_EXERCISE DESCRIPTION_.
Show every line where "Google" occurs.

_Records from a data source_.
* * *
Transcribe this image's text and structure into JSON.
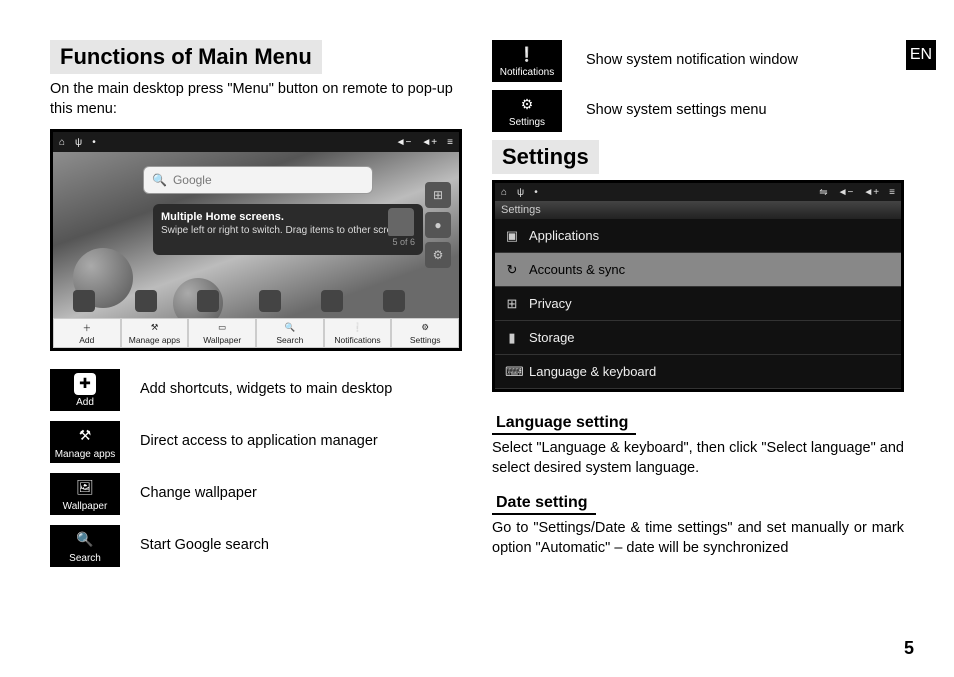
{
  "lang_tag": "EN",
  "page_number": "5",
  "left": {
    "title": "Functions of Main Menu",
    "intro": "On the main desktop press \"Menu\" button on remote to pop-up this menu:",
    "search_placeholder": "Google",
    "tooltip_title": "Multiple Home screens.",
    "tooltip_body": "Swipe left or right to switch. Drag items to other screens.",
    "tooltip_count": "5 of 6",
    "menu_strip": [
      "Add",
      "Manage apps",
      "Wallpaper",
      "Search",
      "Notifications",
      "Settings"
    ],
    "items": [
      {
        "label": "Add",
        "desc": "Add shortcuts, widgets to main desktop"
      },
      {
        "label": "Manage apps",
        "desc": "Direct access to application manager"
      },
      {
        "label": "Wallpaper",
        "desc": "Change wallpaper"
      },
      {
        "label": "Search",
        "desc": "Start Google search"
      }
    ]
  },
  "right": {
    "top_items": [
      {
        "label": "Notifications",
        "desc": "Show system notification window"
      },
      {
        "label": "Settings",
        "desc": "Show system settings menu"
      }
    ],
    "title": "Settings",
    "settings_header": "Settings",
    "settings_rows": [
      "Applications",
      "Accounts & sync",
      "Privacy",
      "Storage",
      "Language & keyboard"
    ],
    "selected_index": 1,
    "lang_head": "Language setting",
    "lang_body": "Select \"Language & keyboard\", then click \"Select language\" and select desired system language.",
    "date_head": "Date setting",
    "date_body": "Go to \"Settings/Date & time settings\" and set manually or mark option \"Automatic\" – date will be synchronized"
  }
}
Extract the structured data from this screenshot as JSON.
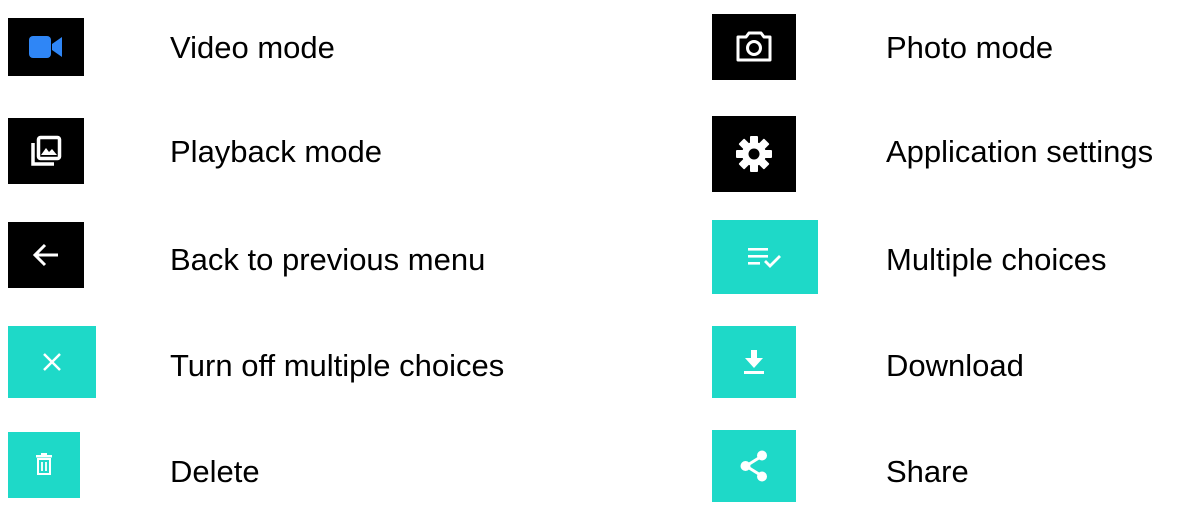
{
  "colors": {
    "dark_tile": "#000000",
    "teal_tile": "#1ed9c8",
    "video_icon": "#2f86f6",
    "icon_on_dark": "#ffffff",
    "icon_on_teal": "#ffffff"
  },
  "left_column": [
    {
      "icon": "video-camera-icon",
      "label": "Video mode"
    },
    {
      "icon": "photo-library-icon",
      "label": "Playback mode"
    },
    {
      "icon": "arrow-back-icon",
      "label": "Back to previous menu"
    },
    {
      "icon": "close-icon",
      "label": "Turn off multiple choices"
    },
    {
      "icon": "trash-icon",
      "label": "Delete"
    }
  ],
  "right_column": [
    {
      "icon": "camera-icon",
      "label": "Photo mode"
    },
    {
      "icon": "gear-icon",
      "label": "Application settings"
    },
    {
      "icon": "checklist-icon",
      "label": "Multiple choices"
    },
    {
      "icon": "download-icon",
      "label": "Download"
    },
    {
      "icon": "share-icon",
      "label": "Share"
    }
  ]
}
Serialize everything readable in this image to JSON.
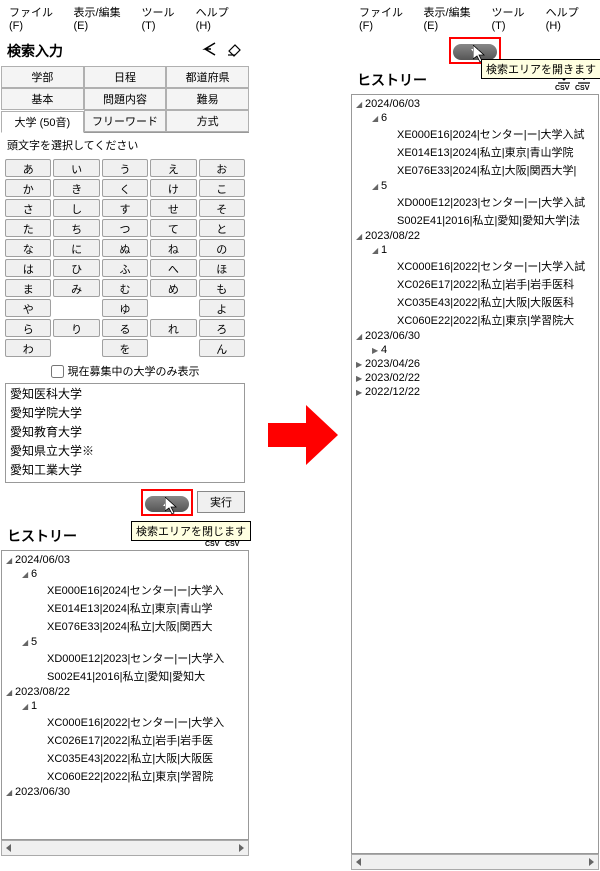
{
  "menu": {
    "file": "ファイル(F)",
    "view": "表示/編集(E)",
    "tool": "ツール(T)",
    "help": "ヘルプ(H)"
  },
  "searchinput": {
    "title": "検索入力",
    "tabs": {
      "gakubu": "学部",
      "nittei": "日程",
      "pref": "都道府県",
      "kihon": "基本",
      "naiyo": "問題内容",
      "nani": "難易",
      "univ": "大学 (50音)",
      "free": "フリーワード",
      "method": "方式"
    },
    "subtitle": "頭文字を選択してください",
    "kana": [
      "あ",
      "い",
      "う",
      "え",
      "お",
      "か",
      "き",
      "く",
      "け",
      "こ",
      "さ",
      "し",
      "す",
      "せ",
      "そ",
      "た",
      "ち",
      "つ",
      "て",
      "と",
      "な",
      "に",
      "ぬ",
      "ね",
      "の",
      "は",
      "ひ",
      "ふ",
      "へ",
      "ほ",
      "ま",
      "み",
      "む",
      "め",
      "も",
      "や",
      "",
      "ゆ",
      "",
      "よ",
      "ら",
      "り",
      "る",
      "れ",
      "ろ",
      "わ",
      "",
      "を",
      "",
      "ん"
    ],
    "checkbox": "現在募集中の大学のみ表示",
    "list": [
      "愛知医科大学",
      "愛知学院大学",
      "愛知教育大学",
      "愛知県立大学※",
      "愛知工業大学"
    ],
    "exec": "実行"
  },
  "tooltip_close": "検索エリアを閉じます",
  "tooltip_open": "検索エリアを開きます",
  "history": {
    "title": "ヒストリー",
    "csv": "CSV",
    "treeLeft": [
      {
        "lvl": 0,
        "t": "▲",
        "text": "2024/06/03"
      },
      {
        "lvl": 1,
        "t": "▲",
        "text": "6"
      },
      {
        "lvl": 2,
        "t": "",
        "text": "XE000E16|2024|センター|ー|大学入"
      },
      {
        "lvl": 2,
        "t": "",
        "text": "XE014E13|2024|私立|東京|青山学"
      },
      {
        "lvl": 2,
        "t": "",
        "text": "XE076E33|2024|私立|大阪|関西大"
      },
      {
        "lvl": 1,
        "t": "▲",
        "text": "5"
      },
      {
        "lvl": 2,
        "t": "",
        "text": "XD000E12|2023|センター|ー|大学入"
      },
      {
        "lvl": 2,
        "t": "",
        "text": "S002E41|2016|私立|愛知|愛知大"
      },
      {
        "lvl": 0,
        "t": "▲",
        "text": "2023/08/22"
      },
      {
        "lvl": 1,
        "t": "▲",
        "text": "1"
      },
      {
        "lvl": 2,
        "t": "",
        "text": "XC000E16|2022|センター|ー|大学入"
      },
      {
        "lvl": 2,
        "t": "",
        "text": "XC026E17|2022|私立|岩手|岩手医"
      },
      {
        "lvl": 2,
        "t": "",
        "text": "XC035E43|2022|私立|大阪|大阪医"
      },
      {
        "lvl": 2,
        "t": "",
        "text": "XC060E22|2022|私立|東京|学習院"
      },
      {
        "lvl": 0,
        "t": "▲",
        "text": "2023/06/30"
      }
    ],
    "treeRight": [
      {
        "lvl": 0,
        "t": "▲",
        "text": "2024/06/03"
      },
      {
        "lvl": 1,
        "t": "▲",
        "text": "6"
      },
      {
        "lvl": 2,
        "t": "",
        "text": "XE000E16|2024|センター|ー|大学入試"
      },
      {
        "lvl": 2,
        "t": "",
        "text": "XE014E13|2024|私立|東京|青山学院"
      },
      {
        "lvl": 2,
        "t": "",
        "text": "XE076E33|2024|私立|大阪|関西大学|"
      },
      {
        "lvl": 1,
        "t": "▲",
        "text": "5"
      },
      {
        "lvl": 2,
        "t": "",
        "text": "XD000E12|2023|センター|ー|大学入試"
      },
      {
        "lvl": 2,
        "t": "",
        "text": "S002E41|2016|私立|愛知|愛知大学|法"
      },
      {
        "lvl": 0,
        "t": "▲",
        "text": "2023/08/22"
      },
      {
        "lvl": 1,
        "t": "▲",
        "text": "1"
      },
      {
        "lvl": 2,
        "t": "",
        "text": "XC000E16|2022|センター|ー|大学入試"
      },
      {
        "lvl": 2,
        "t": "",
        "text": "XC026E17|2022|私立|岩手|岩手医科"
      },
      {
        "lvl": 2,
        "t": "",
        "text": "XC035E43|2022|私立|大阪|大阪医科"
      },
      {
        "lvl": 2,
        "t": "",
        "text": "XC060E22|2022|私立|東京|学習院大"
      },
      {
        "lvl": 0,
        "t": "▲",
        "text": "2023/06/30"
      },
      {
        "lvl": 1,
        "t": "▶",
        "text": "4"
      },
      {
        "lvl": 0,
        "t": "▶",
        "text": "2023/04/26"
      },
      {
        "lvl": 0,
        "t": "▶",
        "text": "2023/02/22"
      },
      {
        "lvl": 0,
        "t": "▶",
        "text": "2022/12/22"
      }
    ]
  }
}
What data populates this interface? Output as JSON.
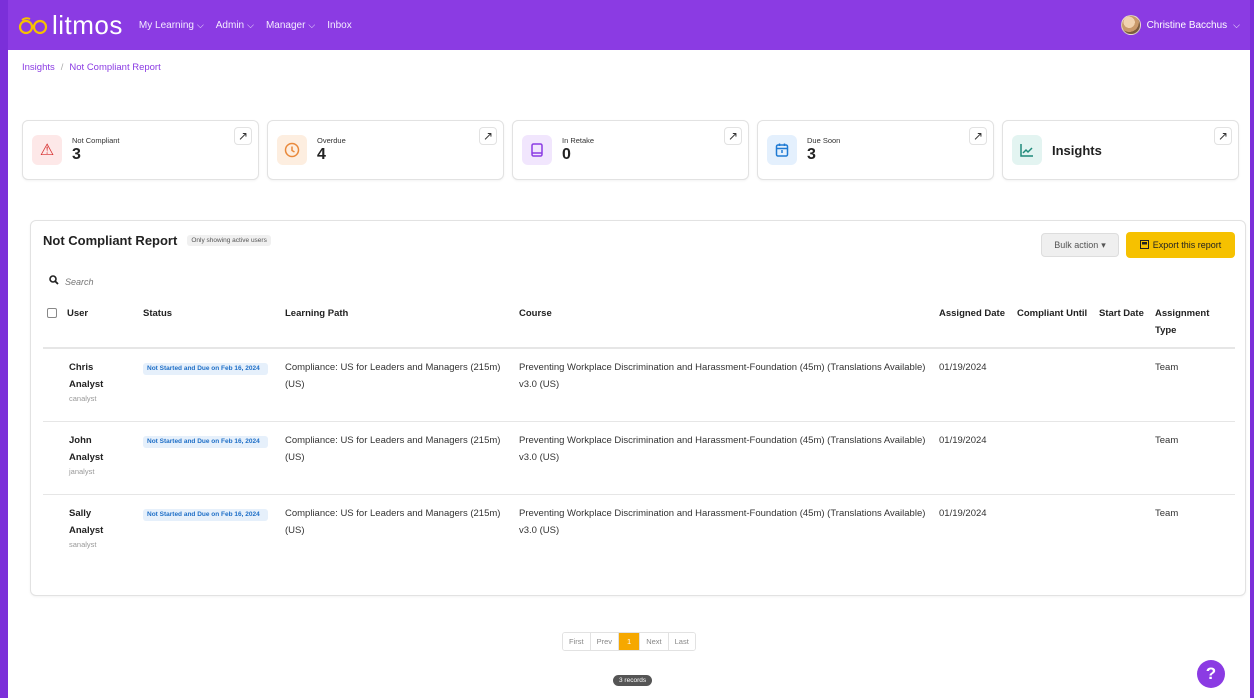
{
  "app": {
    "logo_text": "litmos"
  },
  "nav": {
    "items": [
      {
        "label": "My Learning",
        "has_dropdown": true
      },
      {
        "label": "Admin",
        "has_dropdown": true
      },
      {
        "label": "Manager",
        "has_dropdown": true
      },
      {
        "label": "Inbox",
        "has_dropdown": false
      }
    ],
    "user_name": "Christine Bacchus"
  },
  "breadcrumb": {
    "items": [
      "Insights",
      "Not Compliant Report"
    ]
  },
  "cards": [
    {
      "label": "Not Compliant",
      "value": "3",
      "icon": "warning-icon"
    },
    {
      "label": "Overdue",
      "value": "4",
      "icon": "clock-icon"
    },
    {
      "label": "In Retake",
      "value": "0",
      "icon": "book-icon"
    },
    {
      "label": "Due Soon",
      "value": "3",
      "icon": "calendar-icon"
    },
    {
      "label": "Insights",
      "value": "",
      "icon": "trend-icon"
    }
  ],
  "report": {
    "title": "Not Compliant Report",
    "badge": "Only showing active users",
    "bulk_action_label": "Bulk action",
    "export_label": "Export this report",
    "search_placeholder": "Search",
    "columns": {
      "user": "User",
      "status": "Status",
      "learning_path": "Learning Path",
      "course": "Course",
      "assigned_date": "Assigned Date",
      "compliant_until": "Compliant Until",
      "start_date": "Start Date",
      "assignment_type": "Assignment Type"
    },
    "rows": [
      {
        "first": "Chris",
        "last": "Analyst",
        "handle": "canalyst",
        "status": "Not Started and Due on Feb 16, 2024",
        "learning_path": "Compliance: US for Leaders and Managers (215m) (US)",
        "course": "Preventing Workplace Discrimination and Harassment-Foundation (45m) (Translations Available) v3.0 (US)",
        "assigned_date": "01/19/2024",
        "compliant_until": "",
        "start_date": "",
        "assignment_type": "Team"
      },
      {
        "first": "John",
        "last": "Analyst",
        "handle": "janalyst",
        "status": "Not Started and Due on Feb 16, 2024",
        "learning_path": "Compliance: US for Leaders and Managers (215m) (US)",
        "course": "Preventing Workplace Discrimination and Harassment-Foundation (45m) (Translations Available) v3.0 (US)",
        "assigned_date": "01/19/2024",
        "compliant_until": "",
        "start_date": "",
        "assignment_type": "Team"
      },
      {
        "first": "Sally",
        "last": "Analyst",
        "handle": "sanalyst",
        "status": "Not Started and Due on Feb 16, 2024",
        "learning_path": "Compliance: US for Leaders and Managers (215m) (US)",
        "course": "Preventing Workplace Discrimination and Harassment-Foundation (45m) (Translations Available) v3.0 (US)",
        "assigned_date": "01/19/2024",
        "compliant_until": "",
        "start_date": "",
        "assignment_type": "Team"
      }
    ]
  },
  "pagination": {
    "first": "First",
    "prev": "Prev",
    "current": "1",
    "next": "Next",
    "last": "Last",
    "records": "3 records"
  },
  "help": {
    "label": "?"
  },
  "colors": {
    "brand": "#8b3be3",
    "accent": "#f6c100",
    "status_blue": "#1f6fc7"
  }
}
* * *
_SOLVED PROBLEM_.
    "search_placeholder": "Google",
        "desc": "Start Google search"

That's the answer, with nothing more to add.